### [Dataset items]
>>>>>

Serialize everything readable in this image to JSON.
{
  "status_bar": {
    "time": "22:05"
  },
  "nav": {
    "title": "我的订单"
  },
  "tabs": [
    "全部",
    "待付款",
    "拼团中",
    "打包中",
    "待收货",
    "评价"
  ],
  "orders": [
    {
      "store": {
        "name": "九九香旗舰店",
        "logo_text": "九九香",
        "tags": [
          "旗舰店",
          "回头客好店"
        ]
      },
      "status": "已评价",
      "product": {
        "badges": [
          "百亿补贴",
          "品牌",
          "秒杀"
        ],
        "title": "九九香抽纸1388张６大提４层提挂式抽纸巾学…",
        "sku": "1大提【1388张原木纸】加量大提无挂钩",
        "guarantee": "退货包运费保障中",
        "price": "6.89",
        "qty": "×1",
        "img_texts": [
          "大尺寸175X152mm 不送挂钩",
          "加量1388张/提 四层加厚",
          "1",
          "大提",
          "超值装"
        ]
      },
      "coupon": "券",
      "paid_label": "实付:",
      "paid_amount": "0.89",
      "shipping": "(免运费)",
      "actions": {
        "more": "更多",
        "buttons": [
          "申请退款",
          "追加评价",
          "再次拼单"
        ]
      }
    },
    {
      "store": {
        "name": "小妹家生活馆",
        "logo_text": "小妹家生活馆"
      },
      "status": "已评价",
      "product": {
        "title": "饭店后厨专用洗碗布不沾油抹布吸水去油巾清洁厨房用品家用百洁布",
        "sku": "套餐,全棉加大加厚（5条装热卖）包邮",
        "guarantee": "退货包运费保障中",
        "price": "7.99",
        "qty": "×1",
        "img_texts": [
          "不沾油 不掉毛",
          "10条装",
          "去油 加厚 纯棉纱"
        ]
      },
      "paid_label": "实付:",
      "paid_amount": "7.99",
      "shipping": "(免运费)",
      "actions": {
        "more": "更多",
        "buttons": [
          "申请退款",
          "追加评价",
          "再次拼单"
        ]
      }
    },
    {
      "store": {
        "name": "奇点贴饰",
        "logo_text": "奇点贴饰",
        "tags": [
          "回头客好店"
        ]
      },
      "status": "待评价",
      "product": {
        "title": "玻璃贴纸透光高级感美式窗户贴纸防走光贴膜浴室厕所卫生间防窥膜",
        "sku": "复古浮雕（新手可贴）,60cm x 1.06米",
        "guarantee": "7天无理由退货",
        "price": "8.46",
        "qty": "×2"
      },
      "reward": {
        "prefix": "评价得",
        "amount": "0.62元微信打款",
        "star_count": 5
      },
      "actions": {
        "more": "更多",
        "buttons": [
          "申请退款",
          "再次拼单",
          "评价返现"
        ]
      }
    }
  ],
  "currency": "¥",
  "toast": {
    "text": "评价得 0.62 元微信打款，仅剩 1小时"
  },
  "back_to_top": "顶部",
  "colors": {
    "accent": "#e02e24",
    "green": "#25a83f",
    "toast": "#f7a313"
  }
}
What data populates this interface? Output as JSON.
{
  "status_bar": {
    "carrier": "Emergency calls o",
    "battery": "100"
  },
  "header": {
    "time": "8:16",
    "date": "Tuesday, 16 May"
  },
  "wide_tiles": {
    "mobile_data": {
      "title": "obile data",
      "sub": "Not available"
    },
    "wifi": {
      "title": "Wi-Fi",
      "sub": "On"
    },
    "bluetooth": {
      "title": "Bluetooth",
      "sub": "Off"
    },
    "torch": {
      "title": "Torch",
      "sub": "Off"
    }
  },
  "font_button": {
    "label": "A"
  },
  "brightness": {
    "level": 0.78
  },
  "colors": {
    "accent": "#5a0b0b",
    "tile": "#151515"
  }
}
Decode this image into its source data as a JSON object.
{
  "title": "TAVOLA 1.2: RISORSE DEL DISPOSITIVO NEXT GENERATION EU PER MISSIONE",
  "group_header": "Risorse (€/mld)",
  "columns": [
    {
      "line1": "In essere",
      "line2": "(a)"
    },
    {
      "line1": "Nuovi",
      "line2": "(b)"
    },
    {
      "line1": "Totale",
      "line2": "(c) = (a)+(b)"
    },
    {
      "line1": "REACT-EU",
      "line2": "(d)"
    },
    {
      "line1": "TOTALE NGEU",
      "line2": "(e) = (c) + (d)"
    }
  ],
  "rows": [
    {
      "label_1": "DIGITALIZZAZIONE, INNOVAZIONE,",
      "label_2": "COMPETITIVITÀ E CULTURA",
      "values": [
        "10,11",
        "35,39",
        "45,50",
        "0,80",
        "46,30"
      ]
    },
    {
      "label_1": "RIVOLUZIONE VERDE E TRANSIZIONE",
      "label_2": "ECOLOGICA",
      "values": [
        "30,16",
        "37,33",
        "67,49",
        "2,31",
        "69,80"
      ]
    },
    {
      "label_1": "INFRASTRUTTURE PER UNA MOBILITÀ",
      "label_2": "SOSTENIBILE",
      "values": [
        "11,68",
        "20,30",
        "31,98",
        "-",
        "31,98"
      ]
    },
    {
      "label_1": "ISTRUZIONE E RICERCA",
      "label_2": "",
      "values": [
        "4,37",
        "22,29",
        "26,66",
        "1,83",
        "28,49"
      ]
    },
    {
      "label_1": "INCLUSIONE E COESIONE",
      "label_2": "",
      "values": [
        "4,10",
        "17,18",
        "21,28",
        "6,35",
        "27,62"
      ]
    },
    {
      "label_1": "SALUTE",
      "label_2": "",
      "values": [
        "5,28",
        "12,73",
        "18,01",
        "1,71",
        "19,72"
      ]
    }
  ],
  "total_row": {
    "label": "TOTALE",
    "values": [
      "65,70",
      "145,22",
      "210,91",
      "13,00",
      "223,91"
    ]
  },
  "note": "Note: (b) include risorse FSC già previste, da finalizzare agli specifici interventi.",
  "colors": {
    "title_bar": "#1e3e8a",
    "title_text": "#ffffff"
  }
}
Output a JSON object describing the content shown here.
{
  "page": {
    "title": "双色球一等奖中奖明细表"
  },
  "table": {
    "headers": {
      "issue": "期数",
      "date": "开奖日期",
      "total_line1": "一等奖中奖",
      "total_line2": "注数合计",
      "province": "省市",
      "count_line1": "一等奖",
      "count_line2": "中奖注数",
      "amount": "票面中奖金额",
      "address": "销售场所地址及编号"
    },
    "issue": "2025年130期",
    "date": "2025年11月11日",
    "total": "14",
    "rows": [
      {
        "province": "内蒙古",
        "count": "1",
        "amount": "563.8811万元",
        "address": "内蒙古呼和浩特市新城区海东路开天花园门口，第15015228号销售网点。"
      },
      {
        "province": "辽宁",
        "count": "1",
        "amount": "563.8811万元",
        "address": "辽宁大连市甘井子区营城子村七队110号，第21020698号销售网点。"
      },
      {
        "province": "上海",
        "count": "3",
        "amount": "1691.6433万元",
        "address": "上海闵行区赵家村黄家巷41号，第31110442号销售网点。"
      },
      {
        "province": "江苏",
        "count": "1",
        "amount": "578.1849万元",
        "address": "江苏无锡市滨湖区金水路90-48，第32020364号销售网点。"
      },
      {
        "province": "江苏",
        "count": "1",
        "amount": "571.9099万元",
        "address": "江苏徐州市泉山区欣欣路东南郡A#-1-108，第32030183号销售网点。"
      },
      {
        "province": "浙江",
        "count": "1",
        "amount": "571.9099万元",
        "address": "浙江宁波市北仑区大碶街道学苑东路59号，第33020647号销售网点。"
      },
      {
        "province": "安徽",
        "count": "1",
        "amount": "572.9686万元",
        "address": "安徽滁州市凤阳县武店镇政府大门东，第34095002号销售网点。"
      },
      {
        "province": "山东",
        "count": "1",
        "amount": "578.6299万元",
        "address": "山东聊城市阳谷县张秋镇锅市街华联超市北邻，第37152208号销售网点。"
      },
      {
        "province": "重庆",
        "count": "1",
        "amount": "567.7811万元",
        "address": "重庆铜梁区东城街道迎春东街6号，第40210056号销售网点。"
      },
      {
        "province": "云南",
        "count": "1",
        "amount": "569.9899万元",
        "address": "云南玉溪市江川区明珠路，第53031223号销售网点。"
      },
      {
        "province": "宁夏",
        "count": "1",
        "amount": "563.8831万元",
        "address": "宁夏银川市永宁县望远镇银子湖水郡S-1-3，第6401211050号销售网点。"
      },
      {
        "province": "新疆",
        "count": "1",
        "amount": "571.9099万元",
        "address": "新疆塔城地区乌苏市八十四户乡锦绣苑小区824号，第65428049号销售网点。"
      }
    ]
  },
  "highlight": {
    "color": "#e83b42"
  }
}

<<<<<

### [TASK]
Copy each line of the data above that holds "date".

### [FINAL ANSWER]
    "date": "Tuesday, 16 May"
      "date": "开奖日期",
    "date": "2025年11月11日",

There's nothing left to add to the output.